## Dataset content
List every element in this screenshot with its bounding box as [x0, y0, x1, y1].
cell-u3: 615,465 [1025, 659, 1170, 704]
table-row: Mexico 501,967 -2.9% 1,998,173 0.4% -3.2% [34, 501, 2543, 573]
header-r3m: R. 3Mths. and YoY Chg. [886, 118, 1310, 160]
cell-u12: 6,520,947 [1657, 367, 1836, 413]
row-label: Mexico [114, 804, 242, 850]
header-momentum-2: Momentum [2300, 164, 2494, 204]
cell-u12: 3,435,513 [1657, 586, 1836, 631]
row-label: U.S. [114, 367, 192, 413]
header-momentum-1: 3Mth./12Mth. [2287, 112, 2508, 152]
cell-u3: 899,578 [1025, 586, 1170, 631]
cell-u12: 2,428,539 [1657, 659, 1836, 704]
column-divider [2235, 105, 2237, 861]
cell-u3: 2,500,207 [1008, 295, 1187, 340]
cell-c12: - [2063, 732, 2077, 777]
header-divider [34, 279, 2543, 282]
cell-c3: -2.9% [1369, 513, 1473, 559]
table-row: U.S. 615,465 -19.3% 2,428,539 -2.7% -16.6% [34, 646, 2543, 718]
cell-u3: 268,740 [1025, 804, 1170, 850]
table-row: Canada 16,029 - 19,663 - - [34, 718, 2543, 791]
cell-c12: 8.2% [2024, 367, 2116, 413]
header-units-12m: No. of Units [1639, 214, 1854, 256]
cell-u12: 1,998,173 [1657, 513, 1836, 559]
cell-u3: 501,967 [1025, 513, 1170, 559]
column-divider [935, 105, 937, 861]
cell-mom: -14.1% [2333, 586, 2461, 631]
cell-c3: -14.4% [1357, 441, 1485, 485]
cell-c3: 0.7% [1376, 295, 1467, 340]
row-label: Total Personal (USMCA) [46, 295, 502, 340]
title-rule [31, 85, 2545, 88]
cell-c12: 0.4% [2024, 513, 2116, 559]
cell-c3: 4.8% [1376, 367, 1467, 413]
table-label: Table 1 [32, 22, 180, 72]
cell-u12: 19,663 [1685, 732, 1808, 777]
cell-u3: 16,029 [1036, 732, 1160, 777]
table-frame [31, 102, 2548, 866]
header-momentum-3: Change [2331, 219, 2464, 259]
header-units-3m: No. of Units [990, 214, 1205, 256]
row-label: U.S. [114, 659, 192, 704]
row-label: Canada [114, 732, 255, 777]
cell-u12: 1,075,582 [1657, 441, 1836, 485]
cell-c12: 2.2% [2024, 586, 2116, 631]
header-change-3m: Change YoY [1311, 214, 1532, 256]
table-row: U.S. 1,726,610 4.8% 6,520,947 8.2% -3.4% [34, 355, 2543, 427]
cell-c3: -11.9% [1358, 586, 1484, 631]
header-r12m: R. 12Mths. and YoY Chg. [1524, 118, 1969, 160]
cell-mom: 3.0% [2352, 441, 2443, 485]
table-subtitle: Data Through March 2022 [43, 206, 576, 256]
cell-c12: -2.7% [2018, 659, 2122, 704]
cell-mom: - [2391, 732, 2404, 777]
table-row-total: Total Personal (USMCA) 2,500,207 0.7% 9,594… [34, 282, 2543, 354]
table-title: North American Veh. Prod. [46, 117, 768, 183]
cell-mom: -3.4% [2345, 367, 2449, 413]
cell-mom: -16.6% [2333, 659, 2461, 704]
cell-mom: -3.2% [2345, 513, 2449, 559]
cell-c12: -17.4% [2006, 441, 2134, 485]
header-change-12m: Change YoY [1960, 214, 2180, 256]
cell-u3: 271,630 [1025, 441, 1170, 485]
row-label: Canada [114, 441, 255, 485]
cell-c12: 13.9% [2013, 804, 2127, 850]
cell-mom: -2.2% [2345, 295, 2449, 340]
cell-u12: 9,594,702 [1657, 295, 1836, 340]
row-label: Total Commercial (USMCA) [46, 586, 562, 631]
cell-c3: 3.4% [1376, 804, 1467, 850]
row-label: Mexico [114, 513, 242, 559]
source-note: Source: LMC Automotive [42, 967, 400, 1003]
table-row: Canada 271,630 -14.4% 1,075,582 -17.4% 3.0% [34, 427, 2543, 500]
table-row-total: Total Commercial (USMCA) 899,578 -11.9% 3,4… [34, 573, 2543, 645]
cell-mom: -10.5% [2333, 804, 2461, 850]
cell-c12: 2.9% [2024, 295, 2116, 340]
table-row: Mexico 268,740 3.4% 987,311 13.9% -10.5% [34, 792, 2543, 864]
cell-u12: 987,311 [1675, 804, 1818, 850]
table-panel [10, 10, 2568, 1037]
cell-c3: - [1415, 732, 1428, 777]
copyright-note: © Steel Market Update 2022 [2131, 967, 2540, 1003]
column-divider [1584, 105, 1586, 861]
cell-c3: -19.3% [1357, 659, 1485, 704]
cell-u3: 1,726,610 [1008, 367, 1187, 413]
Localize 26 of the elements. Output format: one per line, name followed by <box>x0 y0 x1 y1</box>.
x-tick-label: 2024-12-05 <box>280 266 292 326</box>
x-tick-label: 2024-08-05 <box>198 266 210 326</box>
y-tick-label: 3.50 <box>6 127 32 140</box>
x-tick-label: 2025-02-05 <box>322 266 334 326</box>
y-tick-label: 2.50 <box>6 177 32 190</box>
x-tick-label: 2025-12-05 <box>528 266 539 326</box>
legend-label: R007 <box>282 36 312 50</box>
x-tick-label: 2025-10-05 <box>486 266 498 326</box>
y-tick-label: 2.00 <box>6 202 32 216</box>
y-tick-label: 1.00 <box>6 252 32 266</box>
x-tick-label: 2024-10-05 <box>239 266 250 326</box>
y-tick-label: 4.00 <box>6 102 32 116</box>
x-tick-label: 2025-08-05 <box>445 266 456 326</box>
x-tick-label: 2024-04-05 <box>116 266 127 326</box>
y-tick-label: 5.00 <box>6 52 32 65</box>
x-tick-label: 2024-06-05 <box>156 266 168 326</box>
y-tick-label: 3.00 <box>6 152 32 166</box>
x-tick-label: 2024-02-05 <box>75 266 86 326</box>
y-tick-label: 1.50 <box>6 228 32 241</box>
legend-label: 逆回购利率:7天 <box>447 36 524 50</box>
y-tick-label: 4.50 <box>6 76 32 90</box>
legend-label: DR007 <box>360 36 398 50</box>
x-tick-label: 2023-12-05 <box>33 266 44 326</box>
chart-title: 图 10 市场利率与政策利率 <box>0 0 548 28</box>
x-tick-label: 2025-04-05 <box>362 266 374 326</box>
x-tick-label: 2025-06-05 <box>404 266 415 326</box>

## Written instruction
Rewrite the rows from the first one through the line holding "row-label: Mexico [114, 804, 242, 850]", inclusive, with "bounding box" changed to "enclosing box" and everything else kept as it is.

## Finished task
List every element in this screenshot with its enclosing box as [x0, y0, x1, y1].
cell-u3: 615,465 [1025, 659, 1170, 704]
table-row: Mexico 501,967 -2.9% 1,998,173 0.4% -3.2% [34, 501, 2543, 573]
header-r3m: R. 3Mths. and YoY Chg. [886, 118, 1310, 160]
cell-u12: 6,520,947 [1657, 367, 1836, 413]
row-label: Mexico [114, 804, 242, 850]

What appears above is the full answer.